- [Task objective]: Skip the pictures and extract all of the lines exactly as written.

- [Data lines]:
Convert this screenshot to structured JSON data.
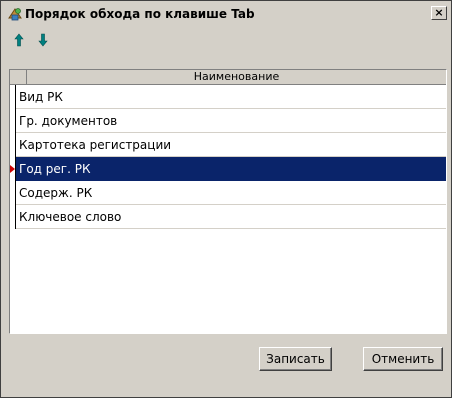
{
  "window": {
    "title": "Порядок обхода по клавише Tab",
    "close_label": "×"
  },
  "toolbar": {
    "up_icon": "arrow-up-icon",
    "down_icon": "arrow-down-icon",
    "icon_color": "#008080"
  },
  "grid": {
    "header": "Наименование",
    "rows": [
      {
        "label": "Вид РК",
        "selected": false
      },
      {
        "label": "Гр. документов",
        "selected": false
      },
      {
        "label": "Картотека регистрации",
        "selected": false
      },
      {
        "label": "Год рег. РК",
        "selected": true
      },
      {
        "label": "Содерж. РК",
        "selected": false
      },
      {
        "label": "Ключевое слово",
        "selected": false
      }
    ],
    "selection_color": "#0a246a",
    "indicator_color": "#cc0000"
  },
  "buttons": {
    "save": "Записать",
    "cancel": "Отменить"
  }
}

- [Final answer]:
Convert this screenshot to structured JSON data.
{
  "window": {
    "title": "Порядок обхода по клавише Tab",
    "close_label": "×"
  },
  "toolbar": {
    "up_icon": "arrow-up-icon",
    "down_icon": "arrow-down-icon",
    "icon_color": "#008080"
  },
  "grid": {
    "header": "Наименование",
    "rows": [
      {
        "label": "Вид РК",
        "selected": false
      },
      {
        "label": "Гр. документов",
        "selected": false
      },
      {
        "label": "Картотека регистрации",
        "selected": false
      },
      {
        "label": "Год рег. РК",
        "selected": true
      },
      {
        "label": "Содерж. РК",
        "selected": false
      },
      {
        "label": "Ключевое слово",
        "selected": false
      }
    ],
    "selection_color": "#0a246a",
    "indicator_color": "#cc0000"
  },
  "buttons": {
    "save": "Записать",
    "cancel": "Отменить"
  }
}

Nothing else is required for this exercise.